=== Data entries ===
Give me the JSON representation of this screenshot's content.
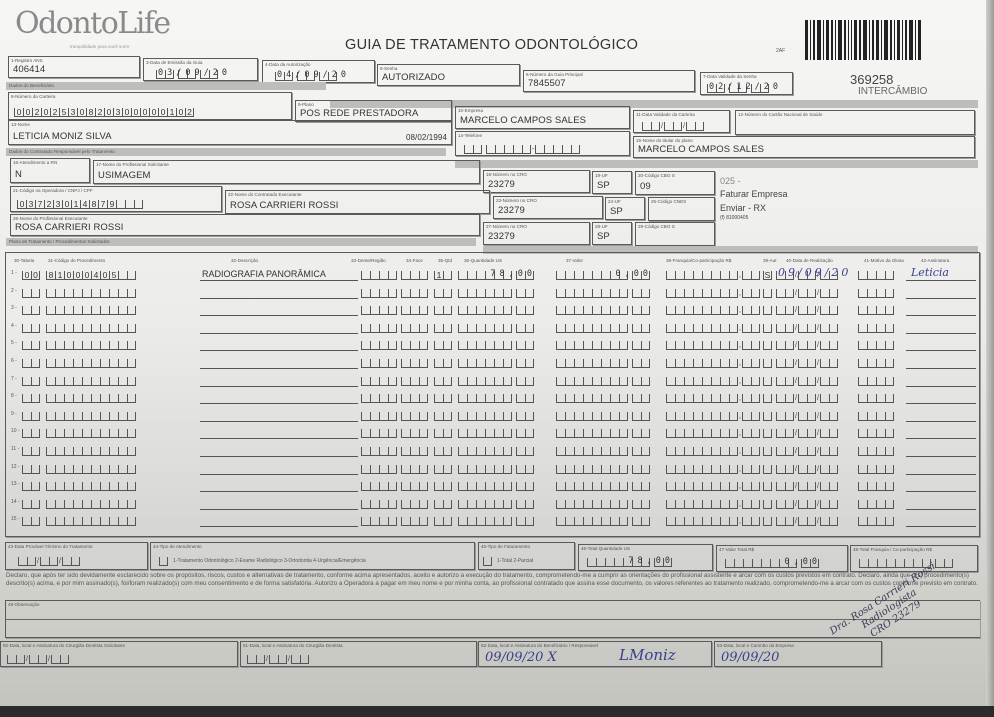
{
  "header": {
    "logo": "OdontoLife",
    "logo_tagline": "tranquilidade para você sorrir",
    "title": "GUIA DE TRATAMENTO ODONTOLÓGICO",
    "small_code": "2AF",
    "guide_number": "369258",
    "guide_type": "INTERCÂMBIO"
  },
  "fields": {
    "f1": {
      "label": "1-Registro ANS",
      "value": "406414"
    },
    "f3": {
      "label": "3-Data de Emissão da Guia",
      "value": "03/09/20"
    },
    "f4": {
      "label": "4-Data da Autorização",
      "value": "04/09/20"
    },
    "f5": {
      "label": "5-Senha",
      "value": "AUTORIZADO"
    },
    "f6": {
      "label": "6-Número da Guia Principal",
      "value": "7845507"
    },
    "f7": {
      "label": "7-Data Validade da Senha",
      "value": "02/12/20"
    },
    "f8": {
      "label": "8-Número da Carteira",
      "value": "00202530820300000102"
    },
    "f9": {
      "label": "9-Plano",
      "value": "POS REDE PRESTADORA"
    },
    "f10": {
      "label": "10-Empresa",
      "value": "MARCELO CAMPOS SALES"
    },
    "f11": {
      "label": "11-Data Validade da Carteira",
      "value": "//"
    },
    "f12": {
      "label": "12-Número do Cartão Nacional de Saúde",
      "value": ""
    },
    "f13": {
      "label": "13-Nome",
      "value": "LETICIA MONIZ SILVA",
      "birth": "08/02/1994"
    },
    "f14": {
      "label": "14-Telefone",
      "value": ""
    },
    "f15": {
      "label": "15-Nome do titular do plano",
      "value": "MARCELO CAMPOS SALES"
    },
    "f16": {
      "label": "16-Atendimento a RN",
      "value": "N"
    },
    "f17": {
      "label": "17-Nome do Profissional Solicitante",
      "value": "USIMAGEM"
    },
    "f18": {
      "label": "18-Número no CRO",
      "value": "23279"
    },
    "f19": {
      "label": "19-UF",
      "value": "SP"
    },
    "f20": {
      "label": "20-Código CBO S",
      "value": "09"
    },
    "f21": {
      "label": "21-Código na Operadora / CNPJ / CPF",
      "value": "03723014879"
    },
    "f22": {
      "label": "22-Nome do Contratado Executante",
      "value": "ROSA CARRIERI ROSSI"
    },
    "f23": {
      "label": "23-Número no CRO",
      "value": "23279"
    },
    "f24": {
      "label": "24-UF",
      "value": "SP"
    },
    "f25": {
      "label": "25-Código CNES",
      "value": ""
    },
    "f26": {
      "label": "26-Nome do Profissional Executante",
      "value": "ROSA CARRIERI ROSSI"
    },
    "f27": {
      "label": "27-Número no CRO",
      "value": "23279"
    },
    "f28": {
      "label": "28-UF",
      "value": "SP"
    },
    "f29": {
      "label": "29-Código CBO S",
      "value": ""
    },
    "f43": {
      "label": "43-Data Provável Término do Tratamento",
      "value": "//"
    },
    "f44": {
      "label": "44-Tipo de Atendimento",
      "options": "1-Tratamento Odontológico 2-Exame Radiológico 3-Ortodontia 4-Urgência/Emergência"
    },
    "f45": {
      "label": "45-Tipo de Faturamento",
      "options": "1-Total 2-Parcial"
    },
    "f46": {
      "label": "46-Total Quantidade US",
      "value": "78,00"
    },
    "f47": {
      "label": "47-Valor Total R$",
      "value": "0,00"
    },
    "f48": {
      "label": "48-Total Franquia / Co-participação R$",
      "value": ""
    },
    "f49": {
      "label": "49-Observação",
      "value": ""
    },
    "f50": {
      "label": "50-Data, local e Assinatura do Cirurgião-Dentista Solicitante",
      "value": "//"
    },
    "f51": {
      "label": "51-Data, local e Assinatura do Cirurgião-Dentista",
      "value": "//"
    },
    "f52": {
      "label": "52-Data, local e Assinatura do Beneficiário / Responsável",
      "value": "09/09/20 X",
      "signature": "LMoniz"
    },
    "f53": {
      "label": "53-Data, local e Carimbo da Empresa",
      "value": "09/09/20"
    }
  },
  "sections": {
    "beneficiario": "Dados do Beneficiário",
    "contratado": "Dados do Contratado Responsável pelo Tratamento",
    "plano": "Plano de Tratamento / Procedimentos Solicitados"
  },
  "side_note": {
    "line1": "025 -",
    "line2": "Faturar Empresa",
    "line3": "Enviar - RX",
    "line4": "(f) 81000405"
  },
  "procedures": {
    "headers": {
      "tabela": "30-Tabela",
      "codigo": "31-Código do Procedimento",
      "descricao": "32-Descrição",
      "dente": "33-Dente/Região",
      "face": "34-Face",
      "qtd": "35-Qtd",
      "us": "36-Quantidade US",
      "valor": "37-Valor",
      "franquia": "38-Franquia/Co-participação R$",
      "aut": "39-Aut",
      "data": "40-Data de Realização",
      "glosa": "41-Motivo da Glosa",
      "assinatura": "42-Assinatura"
    },
    "rows": [
      {
        "num": "1 -",
        "tabela": "00",
        "codigo": "81000405",
        "descricao": "RADIOGRAFIA PANORÂMICA",
        "qtd": "1",
        "us": "78,00",
        "valor": "0,00",
        "aut": "S",
        "data": "09/09/20",
        "assinatura": "Leticia"
      },
      {
        "num": "2 -"
      },
      {
        "num": "3 -"
      },
      {
        "num": "4 -"
      },
      {
        "num": "5 -"
      },
      {
        "num": "6 -"
      },
      {
        "num": "7 -"
      },
      {
        "num": "8 -"
      },
      {
        "num": "9 -"
      },
      {
        "num": "10 -"
      },
      {
        "num": "11 -"
      },
      {
        "num": "12 -"
      },
      {
        "num": "13 -"
      },
      {
        "num": "14 -"
      },
      {
        "num": "15 -"
      }
    ]
  },
  "declaration": "Declaro, que após ter sido devidamente esclarecido sobre os propósitos, riscos, custos e alternativas de tratamento, conforme acima apresentados, aceito e autorizo a execução do tratamento, comprometendo-me a cumprir as orientações do profissional assistente e arcar com os custos previstos em contrato. Declaro, ainda que o(s) procedimento(s) descrito(s) acima, e por mim assinado(s), foi/foram realizado(s) com meu consentimento e de forma satisfatória. Autorizo a Operadora a pagar em meu nome e por minha conta, ao profissional contratado que assina esse documento, os valores referentes ao tratamento realizado, comprometendo-me a arcar com os custos conforme previsto em contrato.",
  "stamp": {
    "line1": "Dra. Rosa Carrieri Rossi",
    "line2": "Radiologista",
    "line3": "CRO 23279"
  },
  "colors": {
    "ink": "#3a3f8f",
    "section_bar": "#bdbdba",
    "text": "#333333"
  }
}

=== Requirement ===
Determine how many lines of the records above contain the word "Beneficiário", and report only that number.

=== Full solution ===
2